**Was zu tun ist:** Wie könnte die Kritik zum Tanzabend mit Gadenstätters Musik nach ihrem letzten Satz weitergehen? Schreiben Sie die Fortsetzung.

**Textabschnitt:**
Den Dialog mit dem Akkordeon variiert der Tänzer Damián Cortes Alberti (der Argentinier war bis 2017 Mitglied von Tanzlin.z) mit Gefühl, temperamentvoll und akkurat. Er und seine Kolleginnen sind Virtuosen des Körpers, die Geigerin und ihre Kollegen Virtuosen ihrer Instrumente. Man sieht (!), dass sie vertraut sind mit Clemens Gadenstätters Kompositionen und deren Interpretation und hört die Frische der Studien und Porträts.

Die blonde Maria Shurkal, in einer hellen Corsage, beendet den Variationenabend (Komponist Gadenstätter spricht von „einer zentralen Idee meines Komponierens in den letzten Jahren“) in einer Auseinandersetzung mit der Blockflöte. In ihrem Tanz ist Ironie zu spüren. Wie eine Puppe geschminkt, verändert sie ihre Miene kaum, winkt mit lockerer Hand mehrmals wie Manekineko, die japanische Glückskatze, die besonders gerne vor Bordellen mit ihrer Pfote Gäste herbeiwinkt. Pardon, das hat wohl nichts mit dem Konzertabend zu tun, aber so ist es nun mal, Musik und Tanz indoktrinieren nicht, sie lassen dem Publikum viel Freiraum, und da wandern eben die Gedanken in ganz unterschiedliche Richtungen, Maria Shurkal tanzt ihre individuellen Variationen, Antonio Politano bläst neue Töne auf der Blockflöte.Variationen eines Themas. Die Flöte haucht ihre letzten Töne, die Tänzerinnen und der Tänzer sind alle auf der Bühne, tanzen auch ohne Töne weiter, eine Weile, bis der erste Ungeduldige mitten in den tänzerischen Schlussakkord hineinklatscht. Heißt das, dass ihm der Abend besonders gut gefallen hat oder ist er durch die eingetretene Stille aufgewacht? Er hat wohl nicht gesehen, dass auch die Kostüme Variationen eines Themas sind. Schwarze Röcke oder Hosen, nur die nackten Arme und Beine heben sich vor dem schwarzen Hintergrund ab und als Pointe die helle Corsage der Flötentänzerin. Wien Modern ist ein Musikfestival, Tanz und Performance werden, zumndest im Programmheft als Beiwerk behandelt. Weder die Lichtregie noch die Kostümbildnerin (der -bildner) sind angeführt.

**Gezeigtes Material:**
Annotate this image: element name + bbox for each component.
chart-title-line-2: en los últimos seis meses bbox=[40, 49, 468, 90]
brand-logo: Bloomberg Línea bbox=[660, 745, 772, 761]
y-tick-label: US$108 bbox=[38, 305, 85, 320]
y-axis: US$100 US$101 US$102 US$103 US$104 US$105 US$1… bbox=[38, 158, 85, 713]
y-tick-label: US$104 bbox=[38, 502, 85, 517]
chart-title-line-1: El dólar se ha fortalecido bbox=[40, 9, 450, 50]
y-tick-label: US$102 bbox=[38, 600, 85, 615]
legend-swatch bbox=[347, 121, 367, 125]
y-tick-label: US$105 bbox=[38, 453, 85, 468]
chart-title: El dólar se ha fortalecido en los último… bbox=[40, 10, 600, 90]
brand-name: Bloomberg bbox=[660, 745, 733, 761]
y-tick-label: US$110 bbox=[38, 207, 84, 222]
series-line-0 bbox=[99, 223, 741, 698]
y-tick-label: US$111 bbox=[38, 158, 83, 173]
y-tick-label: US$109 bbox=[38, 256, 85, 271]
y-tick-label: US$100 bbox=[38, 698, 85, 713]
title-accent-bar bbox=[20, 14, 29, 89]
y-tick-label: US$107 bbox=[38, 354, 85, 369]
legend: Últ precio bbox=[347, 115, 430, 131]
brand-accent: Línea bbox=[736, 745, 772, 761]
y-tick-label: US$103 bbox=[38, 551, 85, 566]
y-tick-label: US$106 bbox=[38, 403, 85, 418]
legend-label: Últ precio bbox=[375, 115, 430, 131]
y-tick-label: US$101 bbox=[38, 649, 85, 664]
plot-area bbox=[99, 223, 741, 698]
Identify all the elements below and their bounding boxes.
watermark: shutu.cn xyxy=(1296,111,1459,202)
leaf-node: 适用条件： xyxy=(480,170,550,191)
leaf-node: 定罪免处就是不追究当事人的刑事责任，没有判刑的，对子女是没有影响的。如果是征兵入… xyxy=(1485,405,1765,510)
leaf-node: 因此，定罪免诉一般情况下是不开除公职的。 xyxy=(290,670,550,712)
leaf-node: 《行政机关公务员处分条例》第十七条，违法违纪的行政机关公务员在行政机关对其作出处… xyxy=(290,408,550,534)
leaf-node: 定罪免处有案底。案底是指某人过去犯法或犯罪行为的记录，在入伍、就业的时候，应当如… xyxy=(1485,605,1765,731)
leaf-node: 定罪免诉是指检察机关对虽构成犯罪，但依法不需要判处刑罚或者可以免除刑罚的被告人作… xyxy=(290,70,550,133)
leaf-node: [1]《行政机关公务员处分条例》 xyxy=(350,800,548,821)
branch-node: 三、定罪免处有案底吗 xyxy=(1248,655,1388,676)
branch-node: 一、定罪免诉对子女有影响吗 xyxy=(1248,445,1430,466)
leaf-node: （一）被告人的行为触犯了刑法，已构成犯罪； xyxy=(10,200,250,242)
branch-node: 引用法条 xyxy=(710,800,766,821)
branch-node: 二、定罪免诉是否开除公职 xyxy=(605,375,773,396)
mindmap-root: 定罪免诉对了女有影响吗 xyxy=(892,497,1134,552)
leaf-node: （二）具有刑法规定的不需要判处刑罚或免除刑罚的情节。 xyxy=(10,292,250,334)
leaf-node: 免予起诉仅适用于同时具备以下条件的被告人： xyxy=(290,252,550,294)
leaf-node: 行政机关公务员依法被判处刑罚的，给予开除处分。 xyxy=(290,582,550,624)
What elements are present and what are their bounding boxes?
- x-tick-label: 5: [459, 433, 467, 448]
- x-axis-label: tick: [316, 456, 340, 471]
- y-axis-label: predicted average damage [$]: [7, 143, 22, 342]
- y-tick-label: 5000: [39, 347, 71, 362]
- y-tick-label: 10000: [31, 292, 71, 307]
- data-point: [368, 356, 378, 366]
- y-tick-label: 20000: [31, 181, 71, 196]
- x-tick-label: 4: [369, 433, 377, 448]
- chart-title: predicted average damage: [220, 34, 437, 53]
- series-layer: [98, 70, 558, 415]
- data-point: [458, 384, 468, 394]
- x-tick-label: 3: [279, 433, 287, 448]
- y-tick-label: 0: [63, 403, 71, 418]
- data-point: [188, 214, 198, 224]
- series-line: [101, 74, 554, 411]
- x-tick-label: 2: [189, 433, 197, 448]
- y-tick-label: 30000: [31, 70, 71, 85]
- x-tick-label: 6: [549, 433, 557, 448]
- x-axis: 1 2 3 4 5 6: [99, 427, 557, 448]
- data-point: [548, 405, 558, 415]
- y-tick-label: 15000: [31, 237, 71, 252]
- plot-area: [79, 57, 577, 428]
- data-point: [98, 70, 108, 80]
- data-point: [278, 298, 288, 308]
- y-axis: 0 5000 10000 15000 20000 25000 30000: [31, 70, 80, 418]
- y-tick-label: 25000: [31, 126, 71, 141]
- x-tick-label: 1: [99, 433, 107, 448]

**Antwort zur Übung:**
Clemens Gadenstätter + Rose Breuss: @ Solo.Tänze
Intrepret*innen: Olivia De Prato Violine; Teo Nabicht Kontrabassklarinette; Yaron Deutsch E-Gitarre; Teodoro Anzellotti Akkordeon; Antonio Politano Blockflöte.
Damián Cortes Alberti, Julia Mach, Andressa Miyazato, Eszter Petrány, Maria Shurkhal Tanz. Rose Breuss Choreografie. Fotots: Maximilian Pramatarov. Produktion Wien Modern. Konzert mit zwei Uraufführungen und Tanz im Studio Molière, 23. November 2019.
Das Abschlusskonzert des Festivals Wien Modern findet am 30. November 2019 im Konzerthaus statt.